Stated goal → Without omitting anything, return the records precisely as given.

Task material →
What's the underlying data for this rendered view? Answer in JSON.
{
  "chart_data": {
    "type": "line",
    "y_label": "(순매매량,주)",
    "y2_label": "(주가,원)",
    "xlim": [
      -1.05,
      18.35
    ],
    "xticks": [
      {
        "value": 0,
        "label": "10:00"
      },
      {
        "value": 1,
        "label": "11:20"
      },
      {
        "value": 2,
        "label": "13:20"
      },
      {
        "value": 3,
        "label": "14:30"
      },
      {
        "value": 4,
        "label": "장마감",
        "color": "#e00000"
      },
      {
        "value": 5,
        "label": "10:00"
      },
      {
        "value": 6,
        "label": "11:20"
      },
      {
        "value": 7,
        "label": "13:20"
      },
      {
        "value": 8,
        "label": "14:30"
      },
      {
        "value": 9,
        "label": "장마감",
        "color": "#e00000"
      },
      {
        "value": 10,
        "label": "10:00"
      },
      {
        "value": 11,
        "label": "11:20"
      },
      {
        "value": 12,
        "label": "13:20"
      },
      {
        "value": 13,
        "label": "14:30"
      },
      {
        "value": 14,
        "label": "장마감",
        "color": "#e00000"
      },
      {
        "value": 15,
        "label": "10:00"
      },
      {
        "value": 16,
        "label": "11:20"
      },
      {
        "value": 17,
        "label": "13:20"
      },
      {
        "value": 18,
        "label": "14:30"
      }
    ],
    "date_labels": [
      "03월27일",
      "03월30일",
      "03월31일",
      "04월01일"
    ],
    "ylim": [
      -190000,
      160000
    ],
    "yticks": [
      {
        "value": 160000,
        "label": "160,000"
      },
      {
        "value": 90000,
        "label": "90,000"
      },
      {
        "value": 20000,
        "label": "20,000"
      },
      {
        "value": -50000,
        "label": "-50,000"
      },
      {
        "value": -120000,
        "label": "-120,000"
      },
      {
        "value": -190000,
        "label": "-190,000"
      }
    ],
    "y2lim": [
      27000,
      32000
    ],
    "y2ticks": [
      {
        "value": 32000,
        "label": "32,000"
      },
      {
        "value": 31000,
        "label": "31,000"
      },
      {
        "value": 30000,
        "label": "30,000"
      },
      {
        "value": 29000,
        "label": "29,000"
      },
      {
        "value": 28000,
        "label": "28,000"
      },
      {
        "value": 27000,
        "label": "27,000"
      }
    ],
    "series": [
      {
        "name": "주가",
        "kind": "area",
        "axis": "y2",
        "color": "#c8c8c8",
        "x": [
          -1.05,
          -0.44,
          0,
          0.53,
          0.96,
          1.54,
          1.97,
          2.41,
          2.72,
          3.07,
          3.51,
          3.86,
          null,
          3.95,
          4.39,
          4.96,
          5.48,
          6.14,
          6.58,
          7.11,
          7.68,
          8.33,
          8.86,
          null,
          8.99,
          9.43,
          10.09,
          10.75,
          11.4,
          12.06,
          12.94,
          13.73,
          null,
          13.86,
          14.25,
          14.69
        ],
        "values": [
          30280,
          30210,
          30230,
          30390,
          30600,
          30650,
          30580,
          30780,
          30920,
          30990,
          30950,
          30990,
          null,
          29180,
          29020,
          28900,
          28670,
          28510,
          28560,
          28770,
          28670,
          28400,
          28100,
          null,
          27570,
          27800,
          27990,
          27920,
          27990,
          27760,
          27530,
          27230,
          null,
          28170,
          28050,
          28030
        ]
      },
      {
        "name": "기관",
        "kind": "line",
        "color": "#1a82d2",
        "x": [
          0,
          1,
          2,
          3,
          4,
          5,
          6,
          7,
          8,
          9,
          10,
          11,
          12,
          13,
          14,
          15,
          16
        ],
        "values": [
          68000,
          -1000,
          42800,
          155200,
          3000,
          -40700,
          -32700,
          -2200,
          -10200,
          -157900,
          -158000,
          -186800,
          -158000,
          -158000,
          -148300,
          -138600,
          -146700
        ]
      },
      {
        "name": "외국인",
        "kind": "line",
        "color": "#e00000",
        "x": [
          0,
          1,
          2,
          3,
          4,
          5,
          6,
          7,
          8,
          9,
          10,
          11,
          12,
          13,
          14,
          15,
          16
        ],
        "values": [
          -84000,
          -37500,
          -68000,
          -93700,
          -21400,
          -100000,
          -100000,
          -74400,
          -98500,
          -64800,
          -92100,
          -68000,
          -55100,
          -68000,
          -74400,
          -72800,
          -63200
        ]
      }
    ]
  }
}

Solution to this problem →
What's the underlying data for this rendered view? Answer in JSON.
{
  "chart_data": {
    "type": "line",
    "y_label": "(순매매량,주)",
    "y2_label": "(주가,원)",
    "xlim": [
      -1.05,
      18.35
    ],
    "xticks": [
      {
        "value": 0,
        "label": "10:00"
      },
      {
        "value": 1,
        "label": "11:20"
      },
      {
        "value": 2,
        "label": "13:20"
      },
      {
        "value": 3,
        "label": "14:30"
      },
      {
        "value": 4,
        "label": "장마감",
        "color": "#e00000"
      },
      {
        "value": 5,
        "label": "10:00"
      },
      {
        "value": 6,
        "label": "11:20"
      },
      {
        "value": 7,
        "label": "13:20"
      },
      {
        "value": 8,
        "label": "14:30"
      },
      {
        "value": 9,
        "label": "장마감",
        "color": "#e00000"
      },
      {
        "value": 10,
        "label": "10:00"
      },
      {
        "value": 11,
        "label": "11:20"
      },
      {
        "value": 12,
        "label": "13:20"
      },
      {
        "value": 13,
        "label": "14:30"
      },
      {
        "value": 14,
        "label": "장마감",
        "color": "#e00000"
      },
      {
        "value": 15,
        "label": "10:00"
      },
      {
        "value": 16,
        "label": "11:20"
      },
      {
        "value": 17,
        "label": "13:20"
      },
      {
        "value": 18,
        "label": "14:30"
      }
    ],
    "date_labels": [
      "03월27일",
      "03월30일",
      "03월31일",
      "04월01일"
    ],
    "ylim": [
      -190000,
      160000
    ],
    "yticks": [
      {
        "value": 160000,
        "label": "160,000"
      },
      {
        "value": 90000,
        "label": "90,000"
      },
      {
        "value": 20000,
        "label": "20,000"
      },
      {
        "value": -50000,
        "label": "-50,000"
      },
      {
        "value": -120000,
        "label": "-120,000"
      },
      {
        "value": -190000,
        "label": "-190,000"
      }
    ],
    "y2lim": [
      27000,
      32000
    ],
    "y2ticks": [
      {
        "value": 32000,
        "label": "32,000"
      },
      {
        "value": 31000,
        "label": "31,000"
      },
      {
        "value": 30000,
        "label": "30,000"
      },
      {
        "value": 29000,
        "label": "29,000"
      },
      {
        "value": 28000,
        "label": "28,000"
      },
      {
        "value": 27000,
        "label": "27,000"
      }
    ],
    "series": [
      {
        "name": "주가",
        "kind": "area",
        "axis": "y2",
        "color": "#c8c8c8",
        "x": [
          -1.05,
          -0.44,
          0,
          0.53,
          0.96,
          1.54,
          1.97,
          2.41,
          2.72,
          3.07,
          3.51,
          3.86,
          null,
          3.95,
          4.39,
          4.96,
          5.48,
          6.14,
          6.58,
          7.11,
          7.68,
          8.33,
          8.86,
          null,
          8.99,
          9.43,
          10.09,
          10.75,
          11.4,
          12.06,
          12.94,
          13.73,
          null,
          13.86,
          14.25,
          14.69
        ],
        "values": [
          30280,
          30210,
          30230,
          30390,
          30600,
          30650,
          30580,
          30780,
          30920,
          30990,
          30950,
          30990,
          null,
          29180,
          29020,
          28900,
          28670,
          28510,
          28560,
          28770,
          28670,
          28400,
          28100,
          null,
          27570,
          27800,
          27990,
          27920,
          27990,
          27760,
          27530,
          27230,
          null,
          28170,
          28050,
          28030
        ]
      },
      {
        "name": "기관",
        "kind": "line",
        "color": "#1a82d2",
        "x": [
          0,
          1,
          2,
          3,
          4,
          5,
          6,
          7,
          8,
          9,
          10,
          11,
          12,
          13,
          14,
          15,
          16
        ],
        "values": [
          68000,
          -1000,
          42800,
          155200,
          3000,
          -40700,
          -32700,
          -2200,
          -10200,
          -157900,
          -158000,
          -186800,
          -158000,
          -158000,
          -148300,
          -138600,
          -146700
        ]
      },
      {
        "name": "외국인",
        "kind": "line",
        "color": "#e00000",
        "x": [
          0,
          1,
          2,
          3,
          4,
          5,
          6,
          7,
          8,
          9,
          10,
          11,
          12,
          13,
          14,
          15,
          16
        ],
        "values": [
          -84000,
          -37500,
          -68000,
          -93700,
          -21400,
          -100000,
          -100000,
          -74400,
          -98500,
          -64800,
          -92100,
          -68000,
          -55100,
          -68000,
          -74400,
          -72800,
          -63200
        ]
      }
    ]
  }
}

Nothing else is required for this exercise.